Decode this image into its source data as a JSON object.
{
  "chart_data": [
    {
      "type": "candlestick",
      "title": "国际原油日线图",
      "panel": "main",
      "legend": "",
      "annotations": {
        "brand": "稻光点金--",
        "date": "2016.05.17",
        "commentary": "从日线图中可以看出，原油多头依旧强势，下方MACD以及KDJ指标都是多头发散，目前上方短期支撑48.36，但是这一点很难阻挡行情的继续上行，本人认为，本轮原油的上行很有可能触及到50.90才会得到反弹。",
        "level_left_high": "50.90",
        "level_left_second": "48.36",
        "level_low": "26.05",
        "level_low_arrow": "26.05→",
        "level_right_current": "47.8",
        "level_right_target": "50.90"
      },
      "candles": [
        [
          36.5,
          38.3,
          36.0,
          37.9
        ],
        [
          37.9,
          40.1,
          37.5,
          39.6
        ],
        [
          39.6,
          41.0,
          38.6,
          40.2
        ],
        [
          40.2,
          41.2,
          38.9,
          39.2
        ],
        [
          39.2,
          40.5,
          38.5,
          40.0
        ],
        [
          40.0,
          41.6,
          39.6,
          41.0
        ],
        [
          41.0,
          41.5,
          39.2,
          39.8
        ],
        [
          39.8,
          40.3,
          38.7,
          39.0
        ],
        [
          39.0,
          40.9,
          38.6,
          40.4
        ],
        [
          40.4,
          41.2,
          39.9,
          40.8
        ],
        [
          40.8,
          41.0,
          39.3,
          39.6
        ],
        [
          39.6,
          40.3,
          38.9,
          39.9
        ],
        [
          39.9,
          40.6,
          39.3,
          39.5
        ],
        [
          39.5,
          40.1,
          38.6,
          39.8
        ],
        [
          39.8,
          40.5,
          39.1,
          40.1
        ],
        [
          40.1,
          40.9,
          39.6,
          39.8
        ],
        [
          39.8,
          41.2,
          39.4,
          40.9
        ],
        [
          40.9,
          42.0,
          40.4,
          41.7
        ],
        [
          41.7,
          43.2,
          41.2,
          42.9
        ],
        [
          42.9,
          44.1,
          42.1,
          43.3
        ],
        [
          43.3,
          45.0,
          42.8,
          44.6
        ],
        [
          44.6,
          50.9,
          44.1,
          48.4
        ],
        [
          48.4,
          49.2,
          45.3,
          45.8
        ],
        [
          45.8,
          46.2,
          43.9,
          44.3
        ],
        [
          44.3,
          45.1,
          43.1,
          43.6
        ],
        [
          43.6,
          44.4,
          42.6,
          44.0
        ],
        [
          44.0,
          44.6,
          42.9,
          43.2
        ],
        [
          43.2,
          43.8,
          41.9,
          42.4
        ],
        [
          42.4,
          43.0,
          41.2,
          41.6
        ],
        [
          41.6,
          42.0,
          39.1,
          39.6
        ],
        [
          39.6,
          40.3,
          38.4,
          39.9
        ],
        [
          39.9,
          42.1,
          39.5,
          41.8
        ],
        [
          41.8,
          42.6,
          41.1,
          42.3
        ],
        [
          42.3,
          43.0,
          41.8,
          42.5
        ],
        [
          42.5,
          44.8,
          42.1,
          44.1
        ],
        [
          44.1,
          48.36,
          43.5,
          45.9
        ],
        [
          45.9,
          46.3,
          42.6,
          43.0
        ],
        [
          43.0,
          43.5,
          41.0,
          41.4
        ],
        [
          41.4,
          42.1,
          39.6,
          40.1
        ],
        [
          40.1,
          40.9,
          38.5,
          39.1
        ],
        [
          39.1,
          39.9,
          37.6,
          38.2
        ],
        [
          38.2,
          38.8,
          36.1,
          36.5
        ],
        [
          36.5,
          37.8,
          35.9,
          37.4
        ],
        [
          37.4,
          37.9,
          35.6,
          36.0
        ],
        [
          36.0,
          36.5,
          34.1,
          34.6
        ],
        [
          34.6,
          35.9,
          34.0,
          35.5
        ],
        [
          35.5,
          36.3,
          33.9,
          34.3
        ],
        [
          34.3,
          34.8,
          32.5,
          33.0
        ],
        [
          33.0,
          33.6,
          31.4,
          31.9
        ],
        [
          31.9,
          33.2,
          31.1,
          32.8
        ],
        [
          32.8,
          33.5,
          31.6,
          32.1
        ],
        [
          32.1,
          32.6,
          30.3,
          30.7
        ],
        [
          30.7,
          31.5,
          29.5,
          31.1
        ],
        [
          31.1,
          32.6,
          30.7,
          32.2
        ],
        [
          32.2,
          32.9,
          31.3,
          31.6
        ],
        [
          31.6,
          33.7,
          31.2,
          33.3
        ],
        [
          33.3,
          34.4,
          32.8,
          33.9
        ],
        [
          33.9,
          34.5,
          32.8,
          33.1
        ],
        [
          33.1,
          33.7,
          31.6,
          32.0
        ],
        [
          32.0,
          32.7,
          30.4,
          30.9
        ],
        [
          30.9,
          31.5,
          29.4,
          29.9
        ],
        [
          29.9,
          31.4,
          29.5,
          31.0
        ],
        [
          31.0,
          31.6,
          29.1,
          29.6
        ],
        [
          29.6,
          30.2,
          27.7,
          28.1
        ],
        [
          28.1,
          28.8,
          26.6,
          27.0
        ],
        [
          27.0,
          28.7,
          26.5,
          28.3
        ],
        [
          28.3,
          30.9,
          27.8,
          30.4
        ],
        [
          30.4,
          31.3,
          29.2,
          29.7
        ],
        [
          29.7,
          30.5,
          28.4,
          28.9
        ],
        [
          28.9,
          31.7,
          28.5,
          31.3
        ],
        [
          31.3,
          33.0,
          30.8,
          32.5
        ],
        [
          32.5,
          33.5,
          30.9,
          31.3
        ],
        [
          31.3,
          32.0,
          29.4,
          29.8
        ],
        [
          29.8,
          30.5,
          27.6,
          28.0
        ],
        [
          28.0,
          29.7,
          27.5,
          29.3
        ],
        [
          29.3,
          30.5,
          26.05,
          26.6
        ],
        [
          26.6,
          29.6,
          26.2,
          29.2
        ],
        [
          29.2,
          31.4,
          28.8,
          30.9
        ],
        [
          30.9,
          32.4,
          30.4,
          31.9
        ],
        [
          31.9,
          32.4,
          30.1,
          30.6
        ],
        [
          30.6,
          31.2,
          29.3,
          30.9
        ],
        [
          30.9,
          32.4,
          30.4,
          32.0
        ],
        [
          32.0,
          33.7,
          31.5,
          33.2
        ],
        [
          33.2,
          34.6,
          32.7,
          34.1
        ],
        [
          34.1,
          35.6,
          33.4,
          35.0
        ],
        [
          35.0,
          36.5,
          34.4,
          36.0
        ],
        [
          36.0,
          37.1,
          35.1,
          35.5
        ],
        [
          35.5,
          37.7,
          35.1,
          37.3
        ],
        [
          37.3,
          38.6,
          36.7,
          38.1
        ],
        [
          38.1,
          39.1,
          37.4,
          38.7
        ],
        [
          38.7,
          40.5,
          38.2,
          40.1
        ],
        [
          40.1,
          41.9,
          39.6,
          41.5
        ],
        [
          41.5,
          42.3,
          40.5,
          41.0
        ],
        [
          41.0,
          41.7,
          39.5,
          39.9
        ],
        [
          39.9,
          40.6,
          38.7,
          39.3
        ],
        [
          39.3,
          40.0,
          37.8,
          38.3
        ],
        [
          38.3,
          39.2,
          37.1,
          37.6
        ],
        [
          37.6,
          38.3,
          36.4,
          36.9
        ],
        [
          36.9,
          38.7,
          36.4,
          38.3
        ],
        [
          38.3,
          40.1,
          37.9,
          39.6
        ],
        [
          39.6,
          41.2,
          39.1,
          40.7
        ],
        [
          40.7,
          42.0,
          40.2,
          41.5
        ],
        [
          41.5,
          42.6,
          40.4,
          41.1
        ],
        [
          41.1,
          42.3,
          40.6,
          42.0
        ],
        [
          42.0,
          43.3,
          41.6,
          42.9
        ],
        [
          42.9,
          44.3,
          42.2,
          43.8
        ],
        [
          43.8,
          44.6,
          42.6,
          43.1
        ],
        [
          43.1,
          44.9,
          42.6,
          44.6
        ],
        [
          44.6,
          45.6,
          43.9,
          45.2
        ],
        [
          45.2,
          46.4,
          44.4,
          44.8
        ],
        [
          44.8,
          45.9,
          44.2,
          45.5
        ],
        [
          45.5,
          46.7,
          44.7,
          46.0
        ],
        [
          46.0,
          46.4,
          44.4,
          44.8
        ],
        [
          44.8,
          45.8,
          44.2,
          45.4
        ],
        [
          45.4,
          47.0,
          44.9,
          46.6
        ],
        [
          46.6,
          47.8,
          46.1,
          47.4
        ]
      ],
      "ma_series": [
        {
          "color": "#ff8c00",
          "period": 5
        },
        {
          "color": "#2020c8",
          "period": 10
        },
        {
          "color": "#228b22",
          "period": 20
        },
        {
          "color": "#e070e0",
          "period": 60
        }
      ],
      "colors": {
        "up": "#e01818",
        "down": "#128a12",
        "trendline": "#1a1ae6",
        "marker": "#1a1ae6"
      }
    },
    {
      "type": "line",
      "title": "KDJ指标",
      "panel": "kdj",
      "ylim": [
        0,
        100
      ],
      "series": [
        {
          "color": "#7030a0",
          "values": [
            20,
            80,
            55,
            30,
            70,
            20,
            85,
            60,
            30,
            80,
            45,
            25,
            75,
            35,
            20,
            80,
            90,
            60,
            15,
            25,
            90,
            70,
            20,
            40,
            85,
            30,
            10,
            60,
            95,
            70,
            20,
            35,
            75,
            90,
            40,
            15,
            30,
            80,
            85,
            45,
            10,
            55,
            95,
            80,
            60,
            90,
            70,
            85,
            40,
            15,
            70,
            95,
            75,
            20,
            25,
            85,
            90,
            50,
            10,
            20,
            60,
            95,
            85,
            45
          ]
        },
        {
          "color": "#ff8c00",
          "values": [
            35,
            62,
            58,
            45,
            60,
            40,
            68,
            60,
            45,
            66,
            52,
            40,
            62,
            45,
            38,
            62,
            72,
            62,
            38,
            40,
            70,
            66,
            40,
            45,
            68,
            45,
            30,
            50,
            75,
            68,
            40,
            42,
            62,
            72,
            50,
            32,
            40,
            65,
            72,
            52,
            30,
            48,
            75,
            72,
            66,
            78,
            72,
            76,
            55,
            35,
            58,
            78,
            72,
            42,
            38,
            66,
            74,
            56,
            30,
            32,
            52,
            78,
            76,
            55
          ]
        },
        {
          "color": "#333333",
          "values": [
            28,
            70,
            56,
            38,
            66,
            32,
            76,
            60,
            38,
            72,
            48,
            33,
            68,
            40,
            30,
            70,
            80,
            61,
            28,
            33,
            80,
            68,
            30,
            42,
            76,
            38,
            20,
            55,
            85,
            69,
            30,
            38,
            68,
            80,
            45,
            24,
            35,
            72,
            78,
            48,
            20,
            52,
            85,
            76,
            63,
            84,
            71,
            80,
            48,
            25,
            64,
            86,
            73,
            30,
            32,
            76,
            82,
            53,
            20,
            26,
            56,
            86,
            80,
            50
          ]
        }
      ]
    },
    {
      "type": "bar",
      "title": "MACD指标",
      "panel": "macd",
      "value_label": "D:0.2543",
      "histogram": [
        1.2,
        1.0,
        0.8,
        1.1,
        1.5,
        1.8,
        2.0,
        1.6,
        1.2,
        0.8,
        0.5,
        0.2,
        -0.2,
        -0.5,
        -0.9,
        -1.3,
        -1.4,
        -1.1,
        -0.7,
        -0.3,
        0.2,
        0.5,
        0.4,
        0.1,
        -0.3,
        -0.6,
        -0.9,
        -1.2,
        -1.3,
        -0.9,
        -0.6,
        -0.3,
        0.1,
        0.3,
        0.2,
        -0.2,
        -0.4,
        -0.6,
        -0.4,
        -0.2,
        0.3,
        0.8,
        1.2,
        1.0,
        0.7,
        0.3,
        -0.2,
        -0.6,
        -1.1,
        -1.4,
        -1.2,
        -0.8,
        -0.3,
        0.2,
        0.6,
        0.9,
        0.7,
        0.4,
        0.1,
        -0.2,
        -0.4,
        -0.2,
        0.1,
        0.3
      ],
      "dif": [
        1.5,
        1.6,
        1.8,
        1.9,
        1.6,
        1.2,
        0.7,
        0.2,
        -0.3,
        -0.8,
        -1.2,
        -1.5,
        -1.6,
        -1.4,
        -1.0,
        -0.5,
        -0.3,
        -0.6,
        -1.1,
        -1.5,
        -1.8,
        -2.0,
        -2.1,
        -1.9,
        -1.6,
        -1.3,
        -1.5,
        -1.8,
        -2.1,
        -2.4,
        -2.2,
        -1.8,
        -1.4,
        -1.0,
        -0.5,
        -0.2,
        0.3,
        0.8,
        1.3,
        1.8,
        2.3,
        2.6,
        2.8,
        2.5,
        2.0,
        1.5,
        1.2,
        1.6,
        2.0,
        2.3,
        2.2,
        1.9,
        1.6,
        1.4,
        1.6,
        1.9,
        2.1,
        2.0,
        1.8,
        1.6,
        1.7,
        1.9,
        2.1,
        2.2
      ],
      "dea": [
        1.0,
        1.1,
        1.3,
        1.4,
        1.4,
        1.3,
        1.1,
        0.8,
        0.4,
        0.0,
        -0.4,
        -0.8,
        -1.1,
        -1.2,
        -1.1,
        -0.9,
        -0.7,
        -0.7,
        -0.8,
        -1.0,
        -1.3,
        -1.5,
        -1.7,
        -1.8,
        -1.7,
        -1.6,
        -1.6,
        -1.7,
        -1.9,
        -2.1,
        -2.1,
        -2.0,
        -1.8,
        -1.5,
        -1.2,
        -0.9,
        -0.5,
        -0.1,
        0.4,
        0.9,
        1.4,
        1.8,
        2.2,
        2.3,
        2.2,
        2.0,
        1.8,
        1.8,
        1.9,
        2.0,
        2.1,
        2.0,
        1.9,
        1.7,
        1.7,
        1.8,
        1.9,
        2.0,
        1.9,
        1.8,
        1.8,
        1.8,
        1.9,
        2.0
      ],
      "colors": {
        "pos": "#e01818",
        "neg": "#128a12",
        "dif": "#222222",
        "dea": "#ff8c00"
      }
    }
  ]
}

### GOAL OF THE EXERCISE
Show the lines of the data that hold the word "period".

### SOLUTION FOR THIS EXERCISE
          "period": 5
          "period": 10
          "period": 20
          "period": 60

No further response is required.